Report only how many lines hold the word "шантажистом".

# Records provided start

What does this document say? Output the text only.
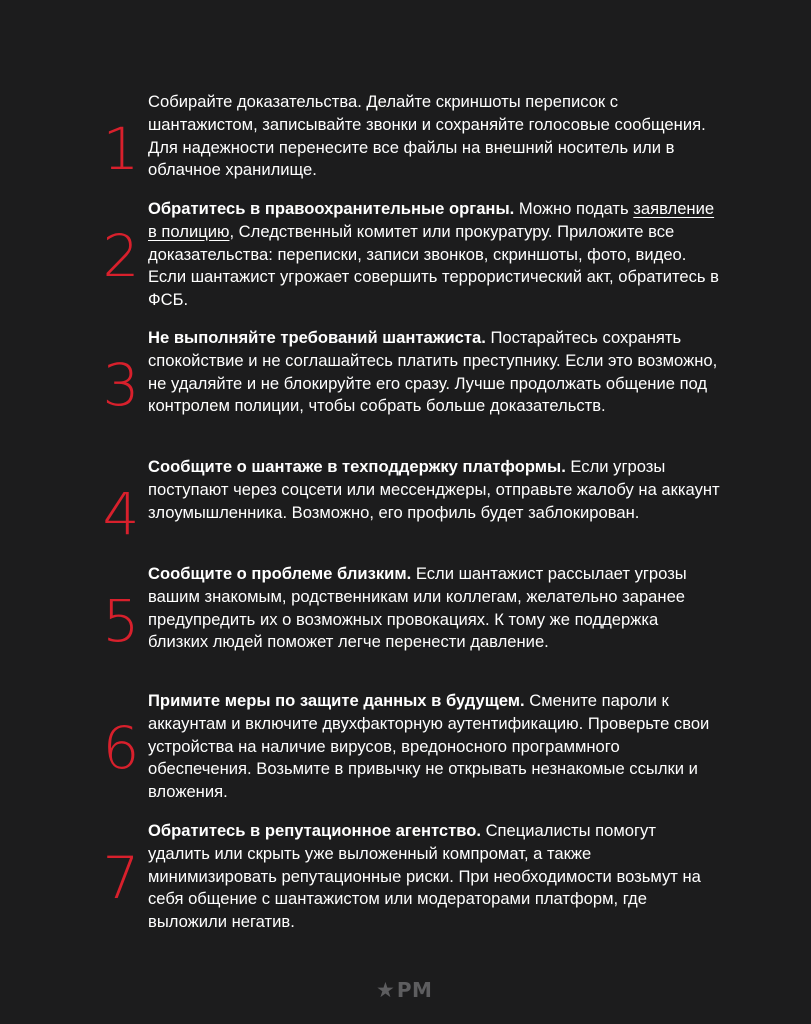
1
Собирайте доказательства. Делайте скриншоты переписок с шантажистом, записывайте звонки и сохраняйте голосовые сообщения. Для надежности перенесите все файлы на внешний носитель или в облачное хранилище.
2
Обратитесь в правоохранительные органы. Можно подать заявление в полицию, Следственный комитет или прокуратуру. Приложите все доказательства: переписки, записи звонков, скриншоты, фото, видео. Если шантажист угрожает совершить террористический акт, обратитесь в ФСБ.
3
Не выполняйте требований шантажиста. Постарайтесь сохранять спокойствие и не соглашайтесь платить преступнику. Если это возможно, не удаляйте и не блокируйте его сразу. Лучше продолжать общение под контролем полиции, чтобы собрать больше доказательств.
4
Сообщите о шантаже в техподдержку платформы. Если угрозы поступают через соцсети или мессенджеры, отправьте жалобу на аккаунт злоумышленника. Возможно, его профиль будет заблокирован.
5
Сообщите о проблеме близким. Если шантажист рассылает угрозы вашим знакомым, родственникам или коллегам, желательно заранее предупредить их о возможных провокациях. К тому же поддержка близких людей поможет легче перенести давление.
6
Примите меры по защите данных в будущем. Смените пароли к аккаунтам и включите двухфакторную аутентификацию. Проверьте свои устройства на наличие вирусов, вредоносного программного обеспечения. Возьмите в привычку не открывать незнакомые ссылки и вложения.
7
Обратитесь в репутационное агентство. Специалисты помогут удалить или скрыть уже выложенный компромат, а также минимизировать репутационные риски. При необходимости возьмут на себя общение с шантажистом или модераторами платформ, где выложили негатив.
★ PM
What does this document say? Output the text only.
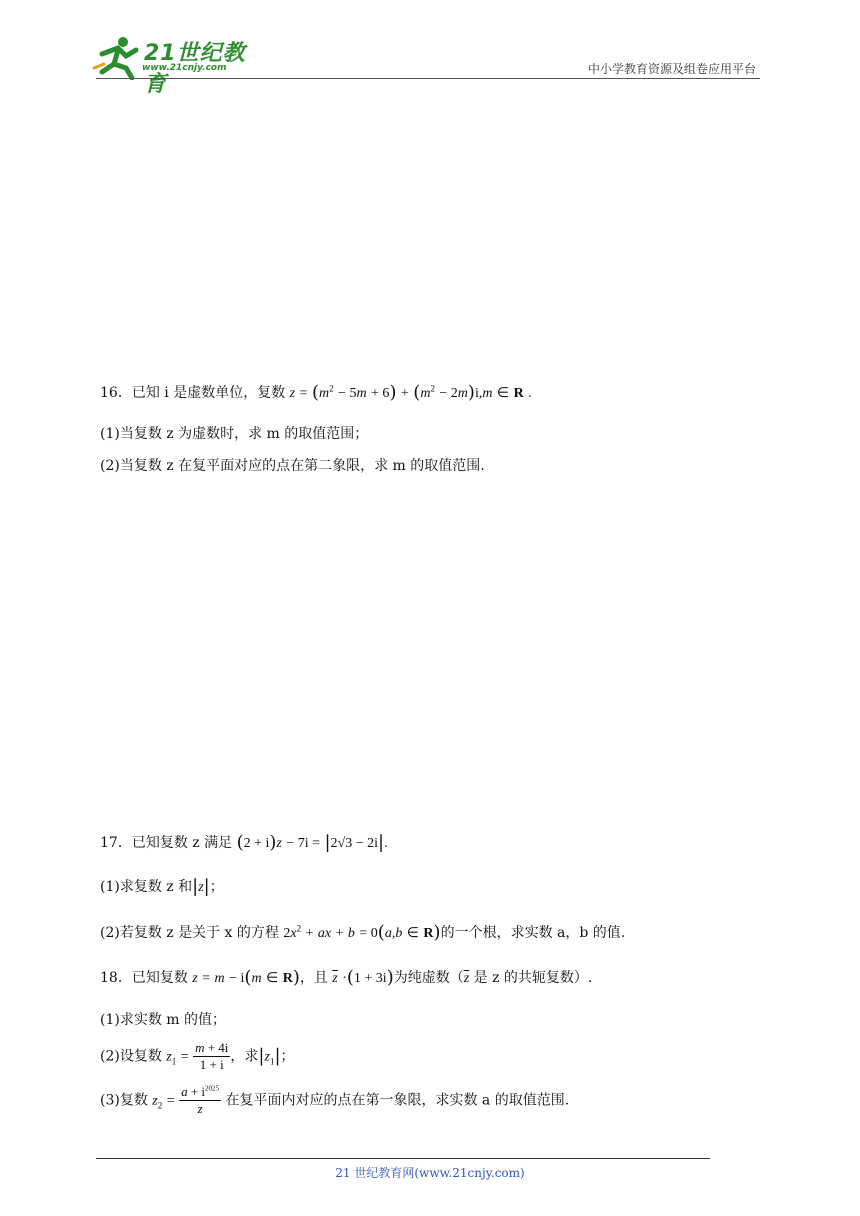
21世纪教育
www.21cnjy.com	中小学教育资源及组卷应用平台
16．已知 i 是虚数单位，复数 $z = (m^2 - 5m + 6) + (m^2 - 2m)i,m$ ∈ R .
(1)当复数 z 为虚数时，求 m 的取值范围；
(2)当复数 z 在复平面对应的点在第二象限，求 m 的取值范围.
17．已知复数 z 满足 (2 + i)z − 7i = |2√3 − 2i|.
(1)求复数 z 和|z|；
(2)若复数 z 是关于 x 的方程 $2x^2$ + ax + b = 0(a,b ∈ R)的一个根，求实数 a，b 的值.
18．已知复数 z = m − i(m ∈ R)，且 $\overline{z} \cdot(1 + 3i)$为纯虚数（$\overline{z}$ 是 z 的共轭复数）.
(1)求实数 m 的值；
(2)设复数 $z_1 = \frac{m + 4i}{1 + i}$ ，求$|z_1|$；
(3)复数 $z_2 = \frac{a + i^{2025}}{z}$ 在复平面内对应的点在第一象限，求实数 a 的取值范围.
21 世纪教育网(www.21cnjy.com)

# Records provided end
# Records provided start

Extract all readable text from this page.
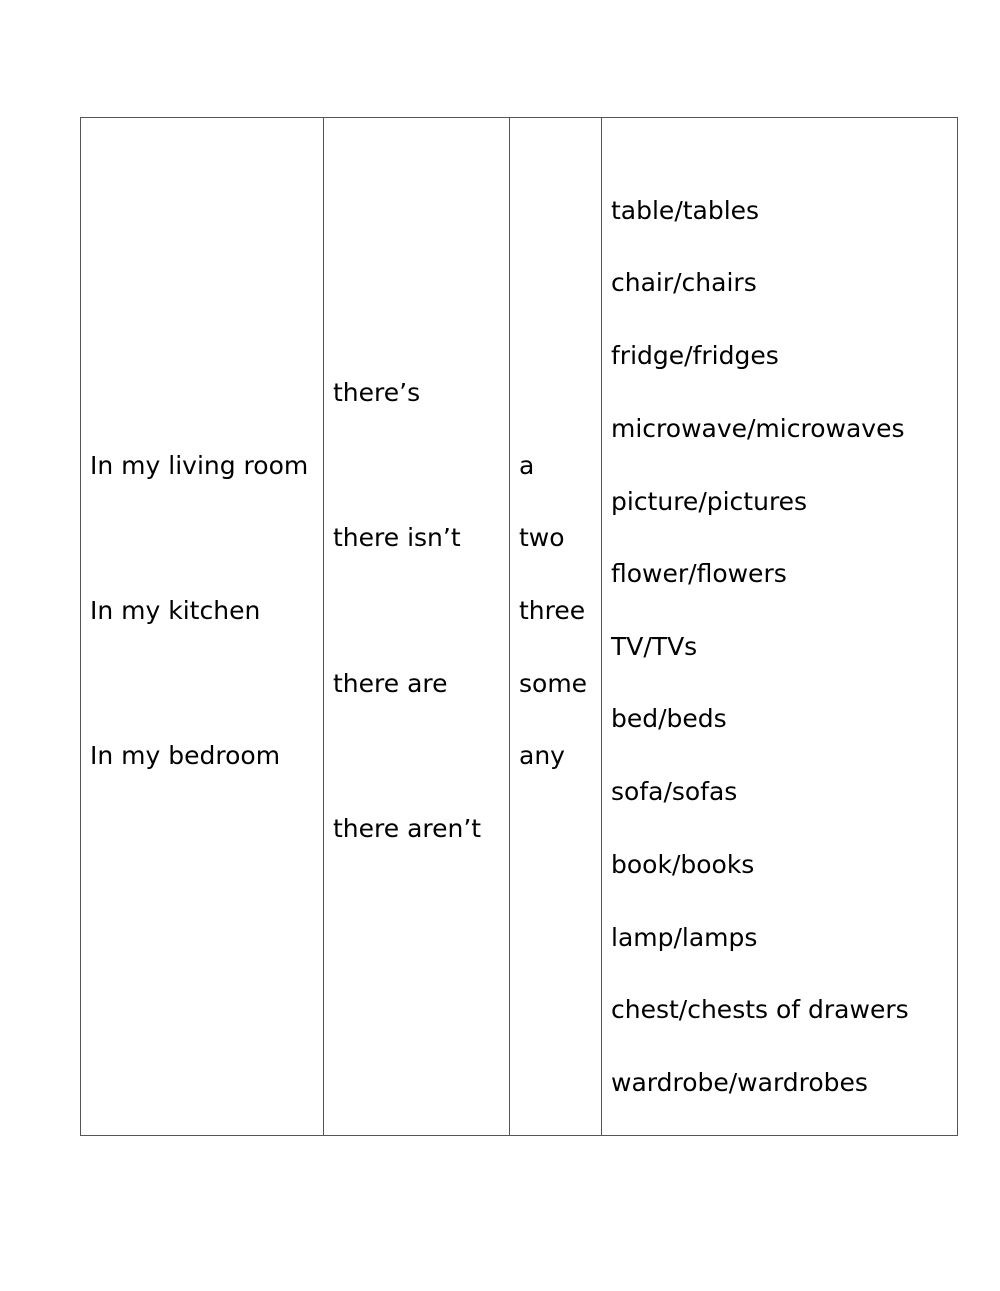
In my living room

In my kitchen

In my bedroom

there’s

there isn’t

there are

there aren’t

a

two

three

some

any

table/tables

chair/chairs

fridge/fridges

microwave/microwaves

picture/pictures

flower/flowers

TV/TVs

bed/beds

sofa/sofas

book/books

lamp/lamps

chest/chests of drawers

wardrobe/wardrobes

# Records provided end

**Response to this exercise**
2